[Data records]
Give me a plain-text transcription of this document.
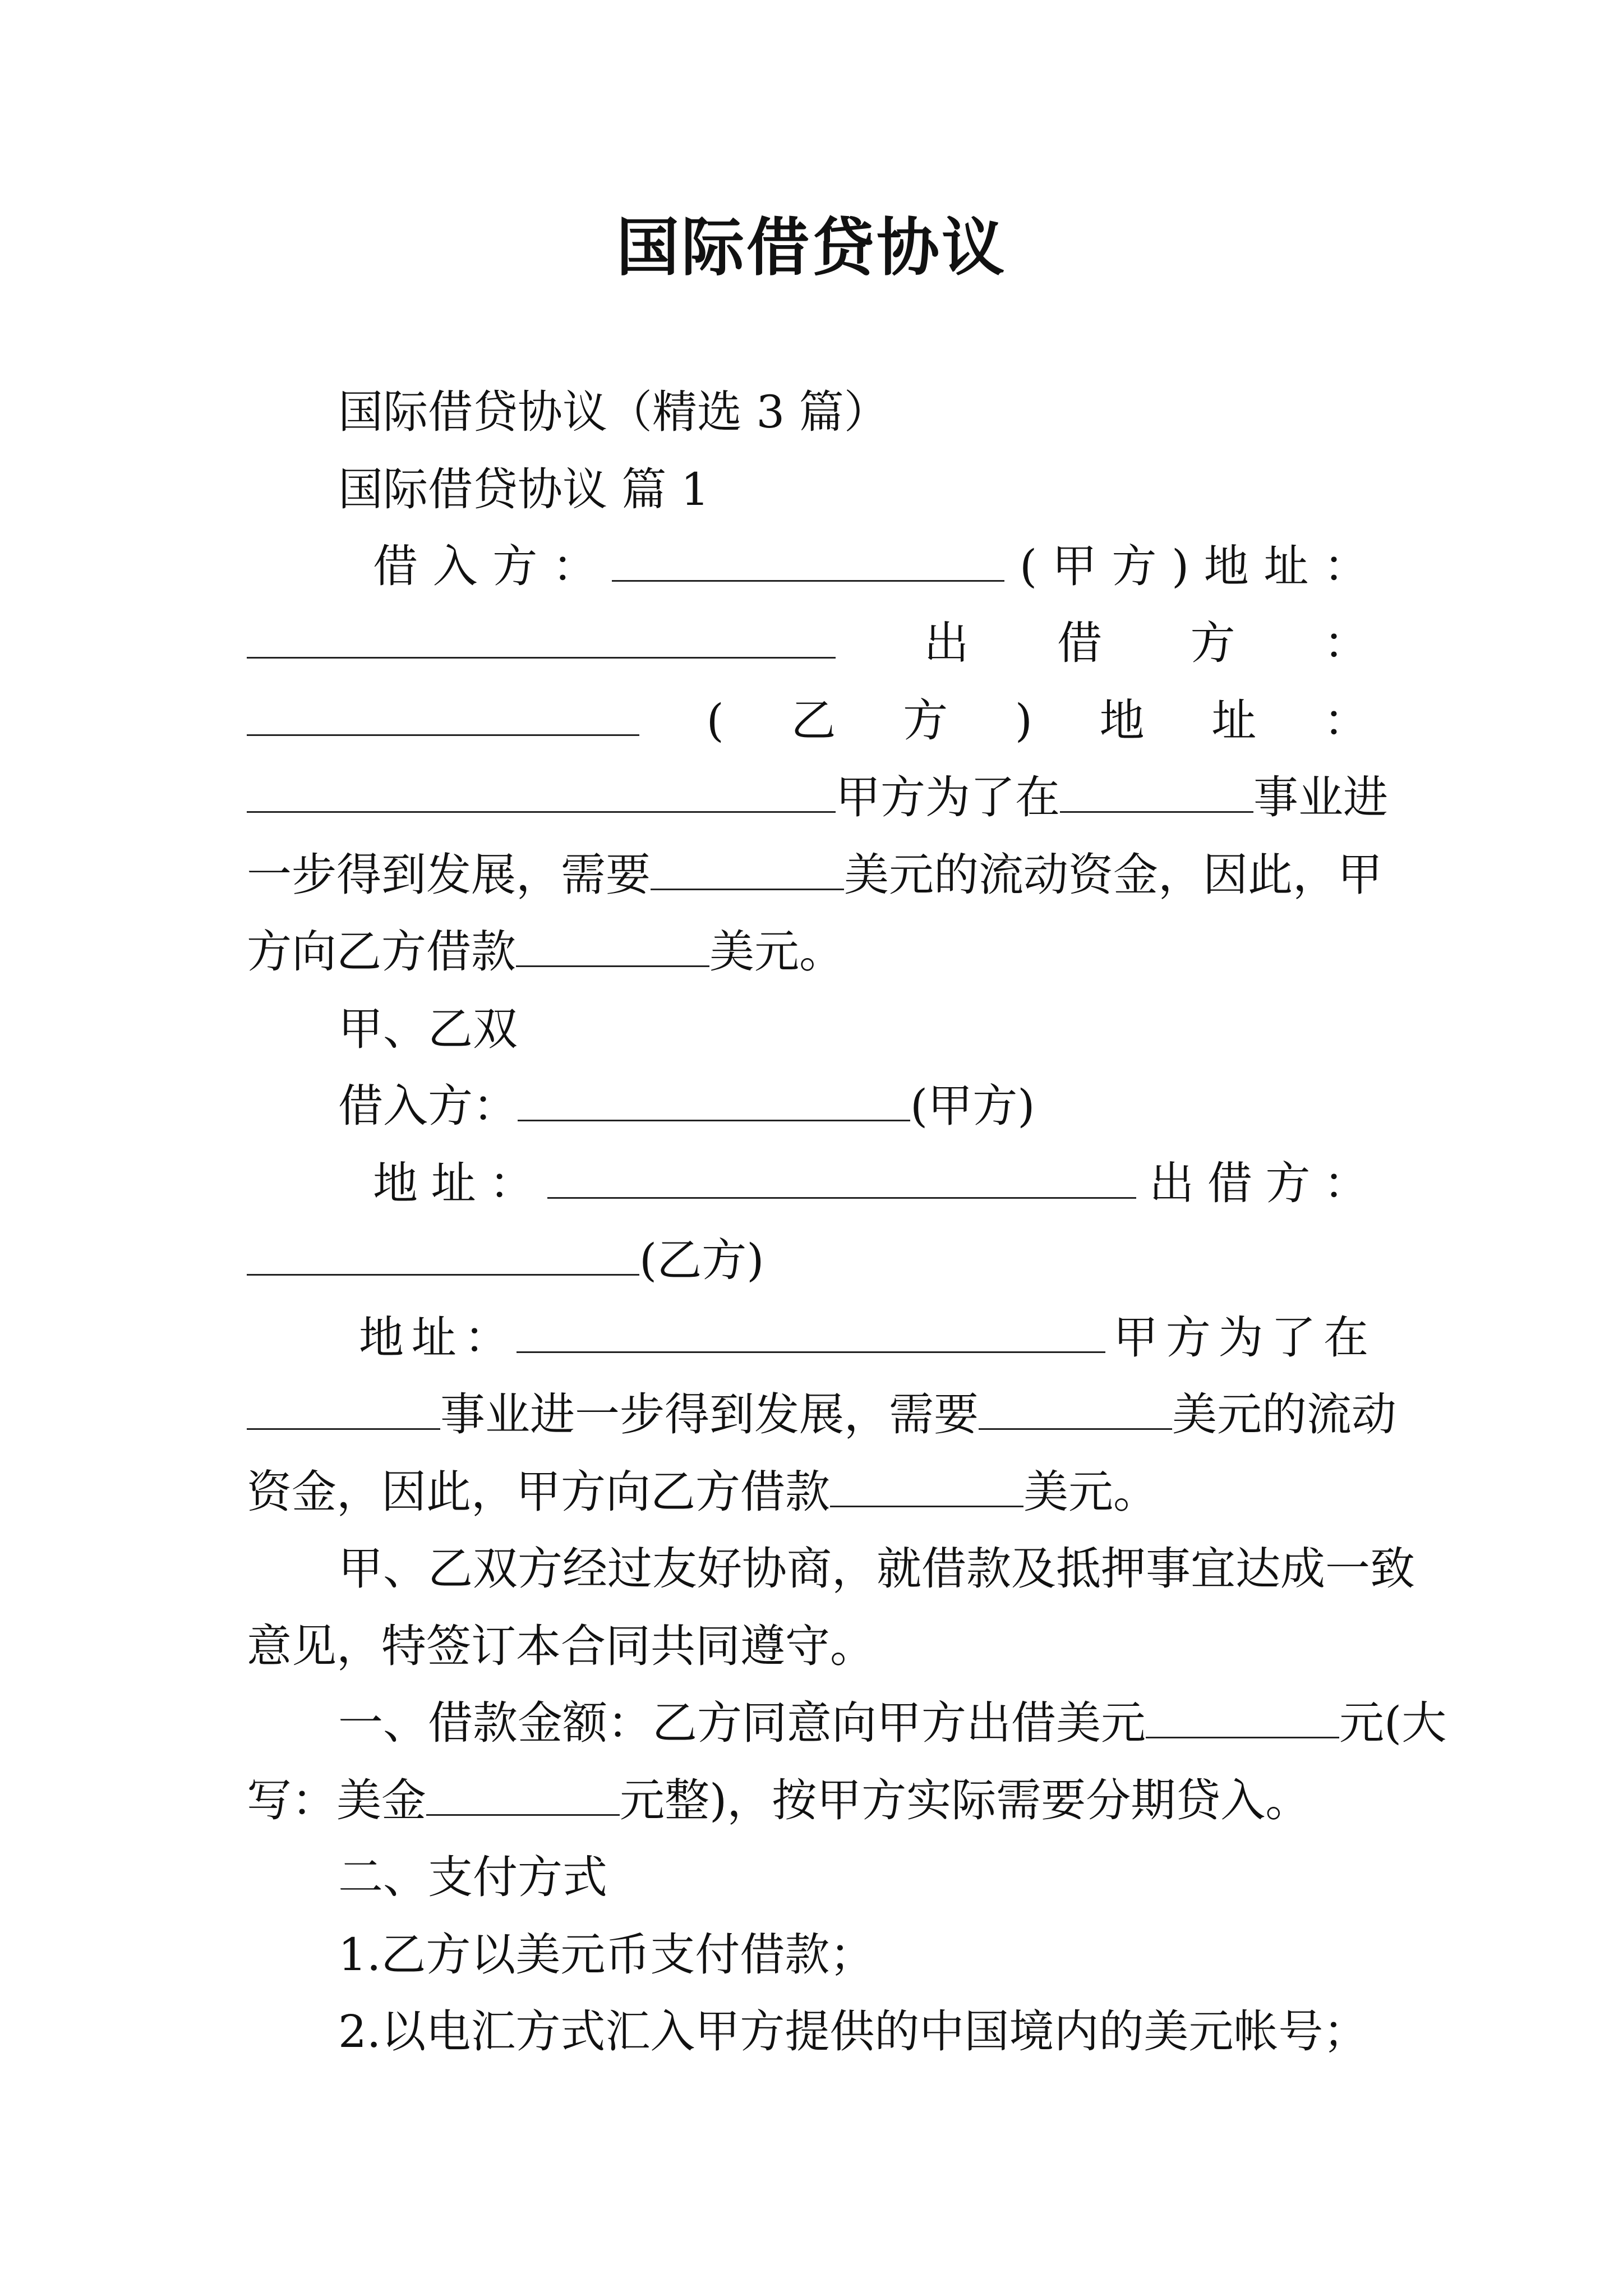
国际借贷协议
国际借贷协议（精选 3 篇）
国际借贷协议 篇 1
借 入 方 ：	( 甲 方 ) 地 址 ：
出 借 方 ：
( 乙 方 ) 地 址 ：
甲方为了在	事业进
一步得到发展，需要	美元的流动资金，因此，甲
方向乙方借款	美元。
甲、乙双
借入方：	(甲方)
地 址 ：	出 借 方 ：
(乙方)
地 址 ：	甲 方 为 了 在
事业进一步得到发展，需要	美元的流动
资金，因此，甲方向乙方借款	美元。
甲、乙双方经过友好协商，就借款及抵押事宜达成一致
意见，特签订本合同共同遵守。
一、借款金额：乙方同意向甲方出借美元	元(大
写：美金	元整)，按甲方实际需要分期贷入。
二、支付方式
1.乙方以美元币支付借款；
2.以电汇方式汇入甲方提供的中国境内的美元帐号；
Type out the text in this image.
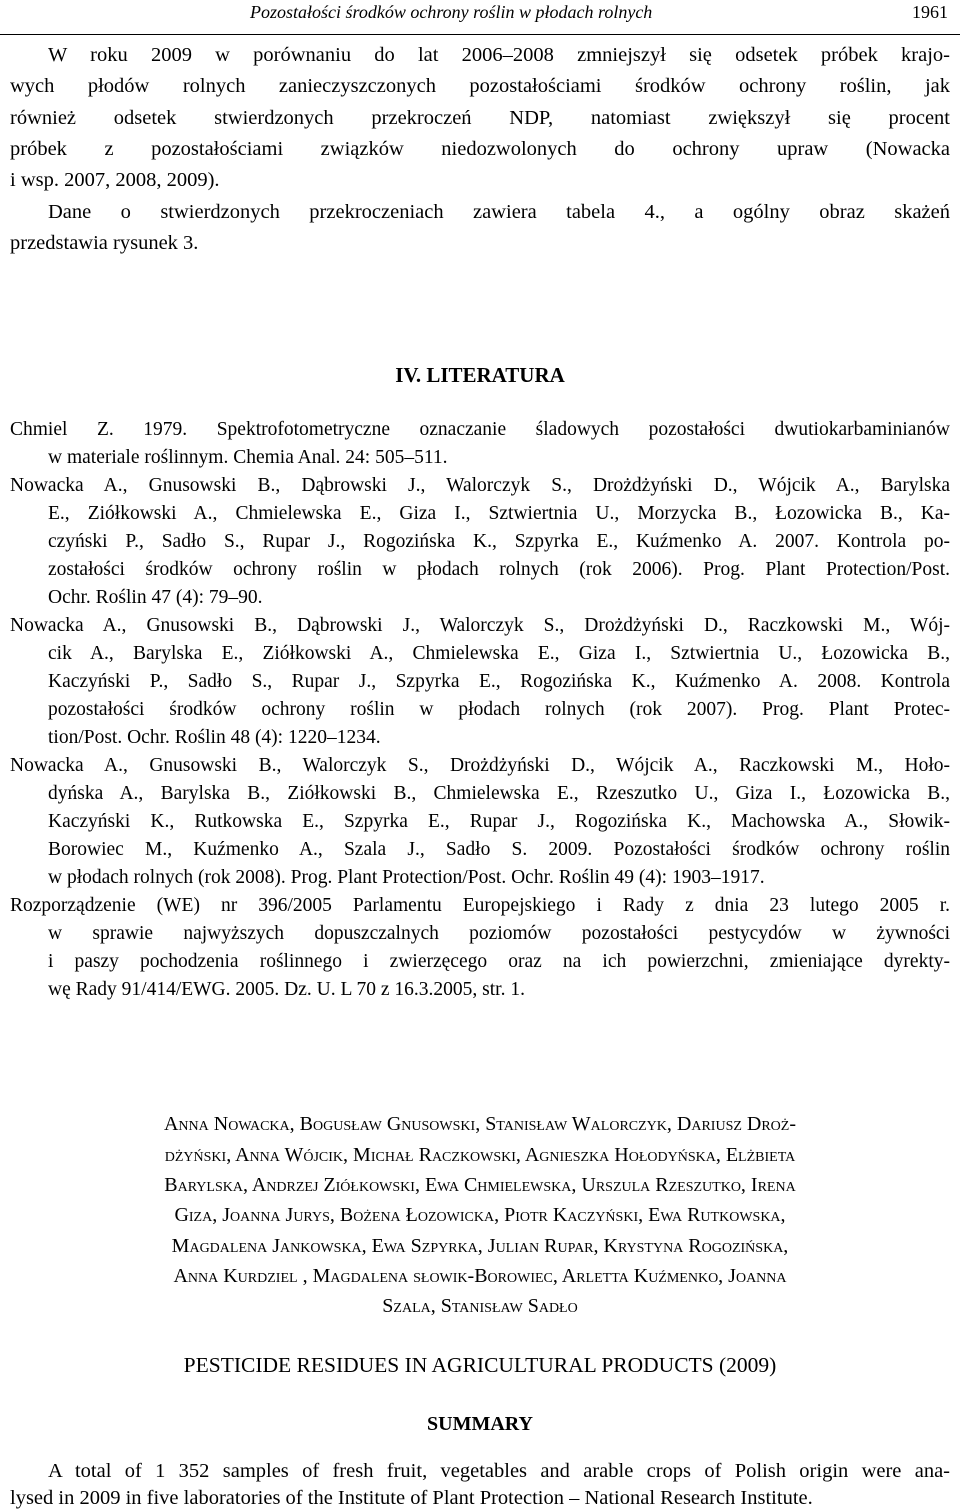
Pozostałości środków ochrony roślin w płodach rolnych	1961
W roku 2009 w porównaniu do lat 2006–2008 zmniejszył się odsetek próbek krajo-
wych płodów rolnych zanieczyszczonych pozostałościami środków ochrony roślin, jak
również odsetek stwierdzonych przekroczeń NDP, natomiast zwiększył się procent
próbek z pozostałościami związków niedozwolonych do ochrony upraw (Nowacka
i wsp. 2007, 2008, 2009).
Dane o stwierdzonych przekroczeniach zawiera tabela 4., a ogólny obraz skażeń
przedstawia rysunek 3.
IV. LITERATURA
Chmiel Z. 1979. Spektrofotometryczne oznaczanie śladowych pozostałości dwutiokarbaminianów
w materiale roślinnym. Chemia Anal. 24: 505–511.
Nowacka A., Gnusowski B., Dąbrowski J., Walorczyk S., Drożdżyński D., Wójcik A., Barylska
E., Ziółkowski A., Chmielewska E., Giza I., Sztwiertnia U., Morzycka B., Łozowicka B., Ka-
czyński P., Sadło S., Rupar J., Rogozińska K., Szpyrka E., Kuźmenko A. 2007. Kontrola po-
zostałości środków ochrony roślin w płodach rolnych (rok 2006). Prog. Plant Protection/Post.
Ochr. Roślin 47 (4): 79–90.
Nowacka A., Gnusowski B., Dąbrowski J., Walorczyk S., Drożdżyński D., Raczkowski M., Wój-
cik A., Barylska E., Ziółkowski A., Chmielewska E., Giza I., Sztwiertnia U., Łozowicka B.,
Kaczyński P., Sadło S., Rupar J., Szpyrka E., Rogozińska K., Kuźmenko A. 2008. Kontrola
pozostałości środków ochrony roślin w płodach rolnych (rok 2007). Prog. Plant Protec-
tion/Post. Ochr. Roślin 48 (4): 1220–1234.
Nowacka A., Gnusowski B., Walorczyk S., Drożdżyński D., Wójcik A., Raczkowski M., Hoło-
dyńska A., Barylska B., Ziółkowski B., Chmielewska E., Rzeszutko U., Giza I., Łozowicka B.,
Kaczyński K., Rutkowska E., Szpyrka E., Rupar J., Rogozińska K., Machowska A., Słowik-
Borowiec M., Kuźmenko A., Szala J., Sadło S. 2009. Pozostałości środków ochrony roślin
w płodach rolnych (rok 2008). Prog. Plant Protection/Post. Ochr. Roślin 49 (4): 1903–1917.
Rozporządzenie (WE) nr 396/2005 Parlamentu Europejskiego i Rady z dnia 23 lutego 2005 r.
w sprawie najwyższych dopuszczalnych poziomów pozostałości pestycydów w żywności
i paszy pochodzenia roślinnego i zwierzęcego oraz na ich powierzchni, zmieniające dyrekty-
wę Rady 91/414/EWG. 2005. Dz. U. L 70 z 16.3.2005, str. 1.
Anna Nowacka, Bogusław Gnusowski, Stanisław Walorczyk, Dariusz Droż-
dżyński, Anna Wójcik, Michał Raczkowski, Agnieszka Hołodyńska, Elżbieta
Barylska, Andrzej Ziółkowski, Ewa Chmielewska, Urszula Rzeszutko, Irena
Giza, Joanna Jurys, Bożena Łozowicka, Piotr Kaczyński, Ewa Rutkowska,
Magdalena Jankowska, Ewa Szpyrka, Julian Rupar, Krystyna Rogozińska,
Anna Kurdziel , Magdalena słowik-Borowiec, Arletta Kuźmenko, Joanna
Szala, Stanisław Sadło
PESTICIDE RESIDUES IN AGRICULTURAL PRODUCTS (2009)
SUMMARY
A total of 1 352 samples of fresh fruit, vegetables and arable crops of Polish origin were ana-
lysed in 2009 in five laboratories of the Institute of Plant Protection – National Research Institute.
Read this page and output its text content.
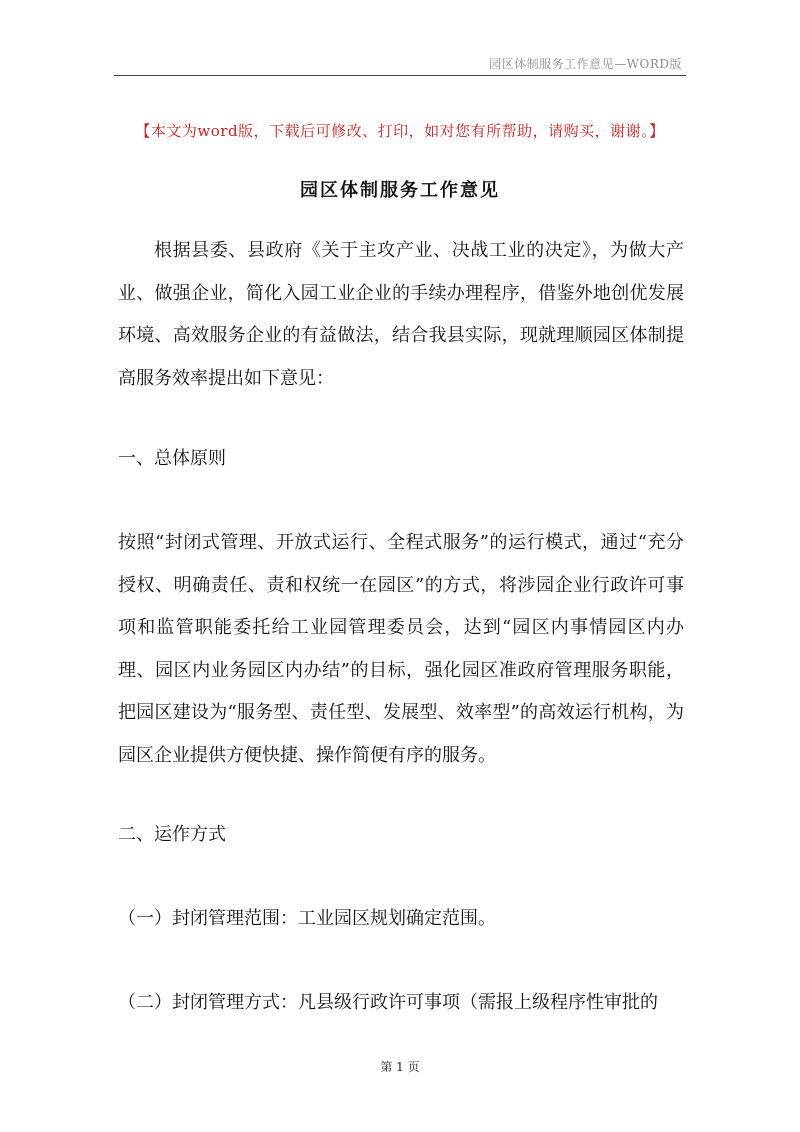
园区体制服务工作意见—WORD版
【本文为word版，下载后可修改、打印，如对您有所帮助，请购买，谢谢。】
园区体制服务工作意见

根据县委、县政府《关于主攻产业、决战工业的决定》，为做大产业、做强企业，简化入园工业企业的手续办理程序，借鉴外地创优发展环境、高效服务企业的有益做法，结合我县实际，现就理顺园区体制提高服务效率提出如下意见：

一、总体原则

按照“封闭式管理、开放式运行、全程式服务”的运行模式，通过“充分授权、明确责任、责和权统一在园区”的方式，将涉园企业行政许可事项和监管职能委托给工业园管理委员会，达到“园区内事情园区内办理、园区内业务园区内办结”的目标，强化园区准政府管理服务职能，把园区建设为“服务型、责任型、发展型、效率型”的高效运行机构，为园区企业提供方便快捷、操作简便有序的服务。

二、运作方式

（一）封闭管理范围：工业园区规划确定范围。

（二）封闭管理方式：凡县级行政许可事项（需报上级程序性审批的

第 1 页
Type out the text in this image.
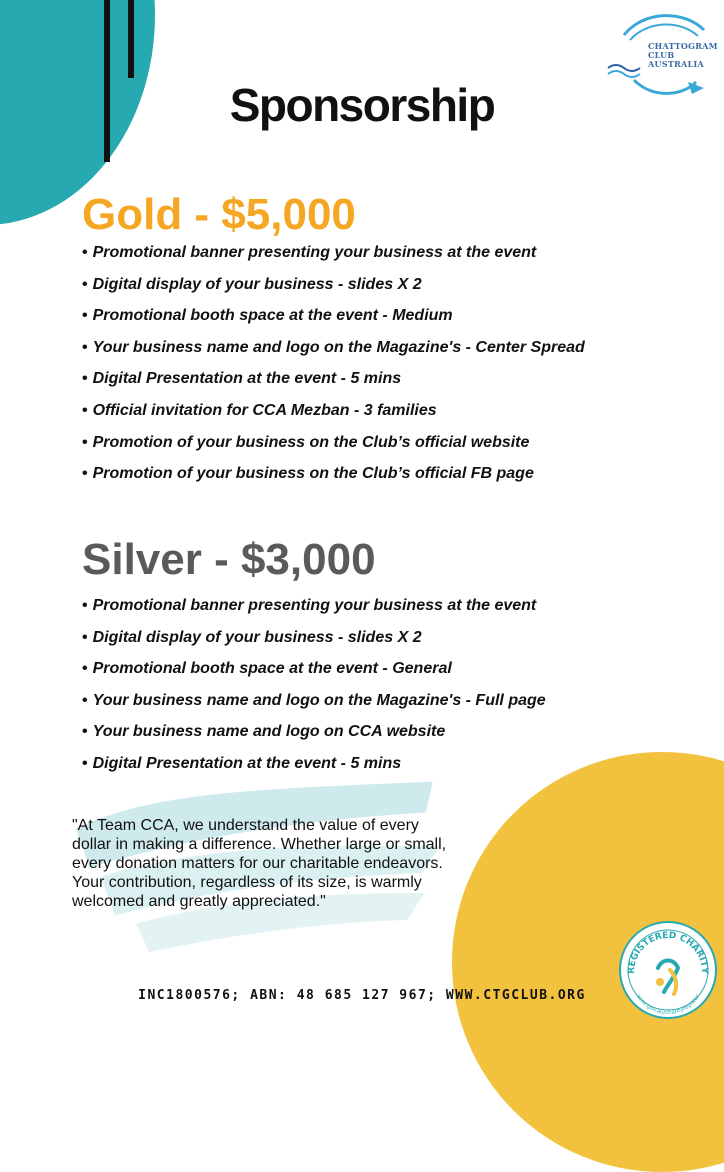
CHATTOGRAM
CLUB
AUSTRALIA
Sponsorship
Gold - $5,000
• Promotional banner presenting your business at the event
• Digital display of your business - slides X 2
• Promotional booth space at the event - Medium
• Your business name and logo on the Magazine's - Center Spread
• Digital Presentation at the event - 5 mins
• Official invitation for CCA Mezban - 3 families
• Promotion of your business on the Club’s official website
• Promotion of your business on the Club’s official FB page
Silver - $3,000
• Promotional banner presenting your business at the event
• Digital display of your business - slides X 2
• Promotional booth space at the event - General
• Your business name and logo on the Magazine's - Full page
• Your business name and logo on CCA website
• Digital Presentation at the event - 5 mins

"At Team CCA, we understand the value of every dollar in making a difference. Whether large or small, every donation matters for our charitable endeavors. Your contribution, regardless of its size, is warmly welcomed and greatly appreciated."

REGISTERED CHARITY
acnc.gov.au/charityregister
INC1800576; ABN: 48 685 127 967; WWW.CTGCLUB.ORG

» REQUIREMENT
Emit an exact copy of the lines from the line bearing "Read this page and output its text content." through the last line above, inclusive, and leave the images out.

» RESPONSE TO THIS TASK
Read this page and output its text content.
园区体制服务工作意见—WORD版
【本文为word版，下载后可修改、打印，如对您有所帮助，请购买，谢谢。】
园区体制服务工作意见

根据县委、县政府《关于主攻产业、决战工业的决定》，为做大产业、做强企业，简化入园工业企业的手续办理程序，借鉴外地创优发展环境、高效服务企业的有益做法，结合我县实际，现就理顺园区体制提高服务效率提出如下意见：

一、总体原则

按照“封闭式管理、开放式运行、全程式服务”的运行模式，通过“充分授权、明确责任、责和权统一在园区”的方式，将涉园企业行政许可事项和监管职能委托给工业园管理委员会，达到“园区内事情园区内办理、园区内业务园区内办结”的目标，强化园区准政府管理服务职能，把园区建设为“服务型、责任型、发展型、效率型”的高效运行机构，为园区企业提供方便快捷、操作简便有序的服务。

二、运作方式

（一）封闭管理范围：工业园区规划确定范围。

（二）封闭管理方式：凡县级行政许可事项（需报上级程序性审批的

第 1 页
Type out the text in this image.
CHATTOGRAM
CLUB
AUSTRALIA
Sponsorship
Gold - $5,000
• Promotional banner presenting your business at the event
• Digital display of your business - slides X 2
• Promotional booth space at the event - Medium
• Your business name and logo on the Magazine's - Center Spread
• Digital Presentation at the event - 5 mins
• Official invitation for CCA Mezban - 3 families
• Promotion of your business on the Club’s official website
• Promotion of your business on the Club’s official FB page
Silver - $3,000
• Promotional banner presenting your business at the event
• Digital display of your business - slides X 2
• Promotional booth space at the event - General
• Your business name and logo on the Magazine's - Full page
• Your business name and logo on CCA website
• Digital Presentation at the event - 5 mins

"At Team CCA, we understand the value of every dollar in making a difference. Whether large or small, every donation matters for our charitable endeavors. Your contribution, regardless of its size, is warmly welcomed and greatly appreciated."

REGISTERED CHARITY
acnc.gov.au/charityregister
INC1800576; ABN: 48 685 127 967; WWW.CTGCLUB.ORG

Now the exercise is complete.